Extract every line below that contains the word "LXXIX".

** BEGIN DATASET CONTENT **

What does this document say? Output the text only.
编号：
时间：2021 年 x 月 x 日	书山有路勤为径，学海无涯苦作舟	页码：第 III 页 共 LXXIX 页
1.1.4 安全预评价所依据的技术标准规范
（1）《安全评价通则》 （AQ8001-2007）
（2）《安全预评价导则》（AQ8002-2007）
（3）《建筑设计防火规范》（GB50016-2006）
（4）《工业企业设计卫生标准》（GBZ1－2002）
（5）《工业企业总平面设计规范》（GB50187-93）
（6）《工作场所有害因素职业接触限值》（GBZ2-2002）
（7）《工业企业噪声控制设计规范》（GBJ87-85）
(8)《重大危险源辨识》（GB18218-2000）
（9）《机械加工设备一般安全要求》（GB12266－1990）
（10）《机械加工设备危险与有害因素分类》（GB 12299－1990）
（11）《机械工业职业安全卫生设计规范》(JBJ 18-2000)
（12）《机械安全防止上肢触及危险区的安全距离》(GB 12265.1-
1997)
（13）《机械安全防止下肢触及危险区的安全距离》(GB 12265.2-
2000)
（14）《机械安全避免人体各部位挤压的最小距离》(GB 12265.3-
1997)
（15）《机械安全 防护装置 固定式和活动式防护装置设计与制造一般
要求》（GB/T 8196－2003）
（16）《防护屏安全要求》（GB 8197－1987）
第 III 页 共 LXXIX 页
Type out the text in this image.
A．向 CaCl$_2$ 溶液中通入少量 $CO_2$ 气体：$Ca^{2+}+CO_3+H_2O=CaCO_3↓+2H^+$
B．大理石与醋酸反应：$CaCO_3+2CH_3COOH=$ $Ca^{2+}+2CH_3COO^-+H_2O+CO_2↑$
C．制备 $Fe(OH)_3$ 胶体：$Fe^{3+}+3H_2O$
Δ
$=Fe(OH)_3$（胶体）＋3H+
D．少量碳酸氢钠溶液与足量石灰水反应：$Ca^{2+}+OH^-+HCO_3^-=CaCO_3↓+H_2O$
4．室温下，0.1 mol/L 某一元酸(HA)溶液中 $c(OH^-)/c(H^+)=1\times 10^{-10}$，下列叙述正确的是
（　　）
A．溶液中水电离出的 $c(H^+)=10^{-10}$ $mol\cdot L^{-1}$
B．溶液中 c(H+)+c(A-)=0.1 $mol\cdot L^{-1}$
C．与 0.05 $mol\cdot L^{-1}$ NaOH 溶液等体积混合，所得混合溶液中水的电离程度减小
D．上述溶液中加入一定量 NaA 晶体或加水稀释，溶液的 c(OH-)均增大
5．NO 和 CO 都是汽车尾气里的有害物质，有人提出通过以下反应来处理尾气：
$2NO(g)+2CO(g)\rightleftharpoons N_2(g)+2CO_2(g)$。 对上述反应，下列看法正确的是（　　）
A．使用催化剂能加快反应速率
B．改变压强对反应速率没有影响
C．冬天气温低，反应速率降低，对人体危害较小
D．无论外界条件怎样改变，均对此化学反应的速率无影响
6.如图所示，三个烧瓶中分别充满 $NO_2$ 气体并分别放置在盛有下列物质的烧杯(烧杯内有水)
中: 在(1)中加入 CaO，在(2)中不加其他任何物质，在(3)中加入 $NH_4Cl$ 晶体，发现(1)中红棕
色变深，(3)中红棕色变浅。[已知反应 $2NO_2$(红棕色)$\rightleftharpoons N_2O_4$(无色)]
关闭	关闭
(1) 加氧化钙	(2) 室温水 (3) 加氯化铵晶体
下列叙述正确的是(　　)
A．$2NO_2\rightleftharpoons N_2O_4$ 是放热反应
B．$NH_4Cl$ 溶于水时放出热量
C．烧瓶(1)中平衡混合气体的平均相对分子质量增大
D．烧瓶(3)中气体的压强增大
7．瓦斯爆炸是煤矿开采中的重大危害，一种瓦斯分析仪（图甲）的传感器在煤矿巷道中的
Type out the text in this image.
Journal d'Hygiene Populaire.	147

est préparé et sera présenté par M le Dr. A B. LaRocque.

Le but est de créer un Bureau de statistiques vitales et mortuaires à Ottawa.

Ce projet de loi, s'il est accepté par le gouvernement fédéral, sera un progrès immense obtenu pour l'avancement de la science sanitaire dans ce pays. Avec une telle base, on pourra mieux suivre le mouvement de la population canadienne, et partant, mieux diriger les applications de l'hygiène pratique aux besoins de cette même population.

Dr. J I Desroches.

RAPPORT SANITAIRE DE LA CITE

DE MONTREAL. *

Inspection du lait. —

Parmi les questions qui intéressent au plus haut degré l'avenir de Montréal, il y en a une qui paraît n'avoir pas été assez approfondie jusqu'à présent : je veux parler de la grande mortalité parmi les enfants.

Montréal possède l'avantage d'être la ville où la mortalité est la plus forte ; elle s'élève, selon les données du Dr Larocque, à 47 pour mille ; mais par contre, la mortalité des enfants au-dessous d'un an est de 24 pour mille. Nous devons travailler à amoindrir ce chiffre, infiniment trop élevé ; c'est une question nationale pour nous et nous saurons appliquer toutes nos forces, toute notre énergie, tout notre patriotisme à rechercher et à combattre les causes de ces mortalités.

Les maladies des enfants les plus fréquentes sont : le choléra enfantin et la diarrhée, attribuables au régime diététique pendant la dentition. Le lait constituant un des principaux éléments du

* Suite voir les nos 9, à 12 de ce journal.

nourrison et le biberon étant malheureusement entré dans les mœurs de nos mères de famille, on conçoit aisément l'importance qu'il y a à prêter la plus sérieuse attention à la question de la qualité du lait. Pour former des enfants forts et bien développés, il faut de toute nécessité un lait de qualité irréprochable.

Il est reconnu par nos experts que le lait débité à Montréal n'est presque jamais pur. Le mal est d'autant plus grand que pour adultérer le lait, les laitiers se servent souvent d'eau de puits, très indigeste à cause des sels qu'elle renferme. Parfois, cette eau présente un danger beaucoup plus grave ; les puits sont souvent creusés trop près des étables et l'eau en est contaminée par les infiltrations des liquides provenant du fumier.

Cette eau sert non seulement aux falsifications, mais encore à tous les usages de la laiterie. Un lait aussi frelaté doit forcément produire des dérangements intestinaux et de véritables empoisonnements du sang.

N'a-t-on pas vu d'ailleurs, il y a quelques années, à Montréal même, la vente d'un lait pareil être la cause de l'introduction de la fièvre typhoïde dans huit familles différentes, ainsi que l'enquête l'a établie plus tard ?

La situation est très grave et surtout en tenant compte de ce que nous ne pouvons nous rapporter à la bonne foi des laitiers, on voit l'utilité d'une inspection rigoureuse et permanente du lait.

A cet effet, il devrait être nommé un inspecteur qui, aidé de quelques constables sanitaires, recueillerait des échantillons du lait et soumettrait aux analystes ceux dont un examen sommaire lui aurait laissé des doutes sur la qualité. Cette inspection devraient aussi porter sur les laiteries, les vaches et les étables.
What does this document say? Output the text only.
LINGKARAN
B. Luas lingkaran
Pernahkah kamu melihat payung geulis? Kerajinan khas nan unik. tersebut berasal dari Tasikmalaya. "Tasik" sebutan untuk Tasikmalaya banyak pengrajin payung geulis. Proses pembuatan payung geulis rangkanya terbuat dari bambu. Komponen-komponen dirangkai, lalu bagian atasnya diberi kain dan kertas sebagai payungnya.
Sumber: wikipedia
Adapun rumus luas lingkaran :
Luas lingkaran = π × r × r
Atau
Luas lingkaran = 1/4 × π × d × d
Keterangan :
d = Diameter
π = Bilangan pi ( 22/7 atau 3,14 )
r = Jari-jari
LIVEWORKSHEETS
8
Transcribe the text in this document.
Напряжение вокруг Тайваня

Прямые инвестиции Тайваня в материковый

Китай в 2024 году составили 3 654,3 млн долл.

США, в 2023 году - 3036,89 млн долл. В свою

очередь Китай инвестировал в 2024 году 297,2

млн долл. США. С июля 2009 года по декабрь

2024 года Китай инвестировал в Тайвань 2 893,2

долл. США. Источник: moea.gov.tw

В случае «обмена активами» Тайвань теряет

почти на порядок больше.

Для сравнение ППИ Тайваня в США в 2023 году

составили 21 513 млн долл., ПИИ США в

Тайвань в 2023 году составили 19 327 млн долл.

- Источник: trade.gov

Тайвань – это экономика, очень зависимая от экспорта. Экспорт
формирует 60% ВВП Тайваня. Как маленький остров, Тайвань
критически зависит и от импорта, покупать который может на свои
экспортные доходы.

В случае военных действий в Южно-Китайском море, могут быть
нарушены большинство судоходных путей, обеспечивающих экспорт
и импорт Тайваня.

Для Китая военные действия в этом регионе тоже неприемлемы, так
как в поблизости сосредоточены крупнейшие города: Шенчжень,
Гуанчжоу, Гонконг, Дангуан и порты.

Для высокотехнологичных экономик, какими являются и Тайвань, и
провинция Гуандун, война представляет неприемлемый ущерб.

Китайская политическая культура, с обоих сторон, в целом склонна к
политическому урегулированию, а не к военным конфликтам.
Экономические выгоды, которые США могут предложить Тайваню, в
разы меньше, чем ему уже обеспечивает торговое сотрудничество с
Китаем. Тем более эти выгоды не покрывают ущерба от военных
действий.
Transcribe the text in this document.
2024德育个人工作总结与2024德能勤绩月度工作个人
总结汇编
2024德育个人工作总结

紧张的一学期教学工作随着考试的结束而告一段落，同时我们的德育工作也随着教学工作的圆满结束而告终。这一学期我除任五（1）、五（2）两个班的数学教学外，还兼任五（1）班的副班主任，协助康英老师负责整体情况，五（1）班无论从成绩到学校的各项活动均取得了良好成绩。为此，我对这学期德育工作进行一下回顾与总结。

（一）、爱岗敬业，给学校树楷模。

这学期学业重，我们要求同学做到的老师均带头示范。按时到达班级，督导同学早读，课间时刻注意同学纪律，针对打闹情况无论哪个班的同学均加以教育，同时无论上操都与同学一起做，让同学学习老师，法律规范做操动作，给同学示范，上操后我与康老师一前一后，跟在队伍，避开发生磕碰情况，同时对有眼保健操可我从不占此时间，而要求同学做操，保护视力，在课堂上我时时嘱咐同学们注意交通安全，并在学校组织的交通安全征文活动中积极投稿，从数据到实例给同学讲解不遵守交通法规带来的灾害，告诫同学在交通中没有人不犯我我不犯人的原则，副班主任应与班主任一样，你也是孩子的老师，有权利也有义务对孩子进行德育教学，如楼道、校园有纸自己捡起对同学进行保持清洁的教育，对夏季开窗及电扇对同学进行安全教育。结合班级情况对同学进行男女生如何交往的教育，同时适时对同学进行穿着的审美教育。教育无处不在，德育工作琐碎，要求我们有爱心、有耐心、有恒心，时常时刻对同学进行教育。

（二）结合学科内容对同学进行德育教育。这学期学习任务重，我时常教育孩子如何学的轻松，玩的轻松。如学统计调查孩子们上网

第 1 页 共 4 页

** END DATASET CONTENT **

→ EXERCISE RESULT
时间：2021 年 x 月 x 日	书山有路勤为径，学海无涯苦作舟	页码：第 III 页 共 LXXIX 页
第 III 页 共 LXXIX 页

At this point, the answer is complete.